EXCERPT TO READ:
====

Raskin, the third panelist, a freelance writer, reporter and producer in national media wrote a book entitled “No Better Time: The Brief, Remarkable Life of Danny Lewin, the genius who transformed the Internet.” Having stepped in and out of stories for so many years, Raskin wanted a deeper look at this one man’s story. Raskin described herself as an avid reader who always wanted to write a novel. She heard about this young Israeli American computer scientist, who became an overnight sensation and went practically from rags to riches at the age of 27. Lewin was a brilliant mathematician who graduated from MIT and died on 9/11. He was stabbed to death at age 31 while trying to overpower the terrorists flew American flight 11 into the world trade center. She said, “This biography fell right into my lap. It was not a story that I needed to chase.”  Unlike Alvarez, Raskin went the traditional publishing route, acquiring an agent, and a publisher who took her book to publication.

====

SET EXERCISE 1:
Summarize the Raskin excerpt in two sentences.
SET EXERCISE 2:
Decide whether each statement agrees with the Raskin excerpt, answering yes or no and quoting the deciding words: (a) Raskin published her book through the traditional route. (b) Lewin graduated from Harvard. (c) Raskin had to chase the story of Lewin's life.
Rely on the Raskin excerpt alone.

====

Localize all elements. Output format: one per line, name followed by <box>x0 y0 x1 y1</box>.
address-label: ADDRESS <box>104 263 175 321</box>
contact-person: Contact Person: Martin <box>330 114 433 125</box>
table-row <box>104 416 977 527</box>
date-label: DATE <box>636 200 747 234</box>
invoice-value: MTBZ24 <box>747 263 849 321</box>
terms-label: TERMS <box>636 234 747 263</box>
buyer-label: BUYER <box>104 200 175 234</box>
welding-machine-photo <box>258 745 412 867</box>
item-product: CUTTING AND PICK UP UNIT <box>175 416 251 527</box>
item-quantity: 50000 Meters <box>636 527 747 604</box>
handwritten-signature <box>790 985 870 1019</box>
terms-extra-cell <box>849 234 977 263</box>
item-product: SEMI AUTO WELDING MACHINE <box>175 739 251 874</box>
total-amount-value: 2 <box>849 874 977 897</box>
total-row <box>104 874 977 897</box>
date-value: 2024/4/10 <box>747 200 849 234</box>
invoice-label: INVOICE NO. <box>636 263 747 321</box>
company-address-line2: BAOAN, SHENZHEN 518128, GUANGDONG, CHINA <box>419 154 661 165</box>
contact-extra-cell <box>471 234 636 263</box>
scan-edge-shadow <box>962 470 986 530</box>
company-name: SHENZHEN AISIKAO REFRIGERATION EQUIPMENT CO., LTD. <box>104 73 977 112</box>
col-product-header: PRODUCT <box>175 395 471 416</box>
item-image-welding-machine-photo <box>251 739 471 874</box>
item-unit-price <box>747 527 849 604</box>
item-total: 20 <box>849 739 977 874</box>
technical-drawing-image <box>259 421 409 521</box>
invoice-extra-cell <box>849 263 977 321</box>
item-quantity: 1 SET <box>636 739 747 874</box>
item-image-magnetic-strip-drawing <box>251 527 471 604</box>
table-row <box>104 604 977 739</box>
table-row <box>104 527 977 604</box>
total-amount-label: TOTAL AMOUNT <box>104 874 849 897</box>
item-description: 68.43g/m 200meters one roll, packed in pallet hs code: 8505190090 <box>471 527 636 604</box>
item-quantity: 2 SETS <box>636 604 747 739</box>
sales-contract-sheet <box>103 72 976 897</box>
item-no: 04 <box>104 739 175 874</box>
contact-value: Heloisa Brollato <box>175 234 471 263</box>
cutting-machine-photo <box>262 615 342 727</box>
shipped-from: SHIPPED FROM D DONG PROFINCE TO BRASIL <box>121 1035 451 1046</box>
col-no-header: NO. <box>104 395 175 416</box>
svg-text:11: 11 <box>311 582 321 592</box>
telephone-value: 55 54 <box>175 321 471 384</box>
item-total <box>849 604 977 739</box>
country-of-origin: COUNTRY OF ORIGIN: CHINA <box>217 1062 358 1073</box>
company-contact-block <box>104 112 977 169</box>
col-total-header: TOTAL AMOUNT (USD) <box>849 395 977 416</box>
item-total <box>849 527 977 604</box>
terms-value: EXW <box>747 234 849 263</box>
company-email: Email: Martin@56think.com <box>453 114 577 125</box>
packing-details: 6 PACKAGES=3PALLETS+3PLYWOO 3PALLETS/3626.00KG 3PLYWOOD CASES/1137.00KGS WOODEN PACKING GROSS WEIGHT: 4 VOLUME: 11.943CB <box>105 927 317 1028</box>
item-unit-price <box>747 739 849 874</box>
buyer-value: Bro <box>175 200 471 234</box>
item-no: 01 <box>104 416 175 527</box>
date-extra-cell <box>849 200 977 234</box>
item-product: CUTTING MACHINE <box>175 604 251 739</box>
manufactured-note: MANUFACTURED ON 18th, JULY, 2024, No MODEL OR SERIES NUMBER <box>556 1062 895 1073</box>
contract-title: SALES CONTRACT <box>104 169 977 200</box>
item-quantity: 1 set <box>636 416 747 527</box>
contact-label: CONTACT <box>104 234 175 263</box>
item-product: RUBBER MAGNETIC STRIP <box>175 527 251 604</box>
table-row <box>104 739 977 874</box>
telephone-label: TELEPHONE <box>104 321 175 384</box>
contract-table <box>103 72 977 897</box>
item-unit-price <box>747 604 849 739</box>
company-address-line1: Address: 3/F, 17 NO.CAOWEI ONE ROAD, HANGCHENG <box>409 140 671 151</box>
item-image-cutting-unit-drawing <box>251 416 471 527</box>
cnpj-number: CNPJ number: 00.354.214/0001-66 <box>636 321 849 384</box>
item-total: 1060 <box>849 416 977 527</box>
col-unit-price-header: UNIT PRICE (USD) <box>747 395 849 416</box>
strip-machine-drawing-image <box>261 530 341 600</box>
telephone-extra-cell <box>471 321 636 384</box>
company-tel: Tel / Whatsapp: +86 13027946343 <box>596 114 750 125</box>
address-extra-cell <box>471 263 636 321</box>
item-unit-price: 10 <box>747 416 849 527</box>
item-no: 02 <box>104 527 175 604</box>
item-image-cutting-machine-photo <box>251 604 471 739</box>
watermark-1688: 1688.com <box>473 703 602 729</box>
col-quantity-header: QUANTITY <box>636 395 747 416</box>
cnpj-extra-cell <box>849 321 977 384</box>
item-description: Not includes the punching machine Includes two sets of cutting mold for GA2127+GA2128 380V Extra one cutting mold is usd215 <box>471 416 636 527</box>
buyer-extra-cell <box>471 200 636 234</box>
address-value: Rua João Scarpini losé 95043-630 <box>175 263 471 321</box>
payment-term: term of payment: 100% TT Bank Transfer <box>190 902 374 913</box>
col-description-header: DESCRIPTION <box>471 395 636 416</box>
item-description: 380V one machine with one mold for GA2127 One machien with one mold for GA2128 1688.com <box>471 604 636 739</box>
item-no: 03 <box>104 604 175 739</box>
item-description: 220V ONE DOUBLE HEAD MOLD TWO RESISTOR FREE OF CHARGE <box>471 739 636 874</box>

====

TASK ANSWER 1:
Raskin, a freelance writer, reporter and producer in national media, wrote "No Better Time," a biography of Danny Lewin, an Israeli American computer scientist and MIT graduate who went practically from rags to riches at 27 and died on 9/11 at age 31. She said the story fell right into her lap, and unlike Alvarez she went the traditional publishing route with an agent and a publisher.

TASK ANSWER 2:
(a) Yes: "Raskin went the traditional publishing route, acquiring an agent, and a publisher who took her book to publication."
(b) No: "Lewin was a brilliant mathematician who graduated from MIT."
(c) No: "It was not a story that I needed to chase."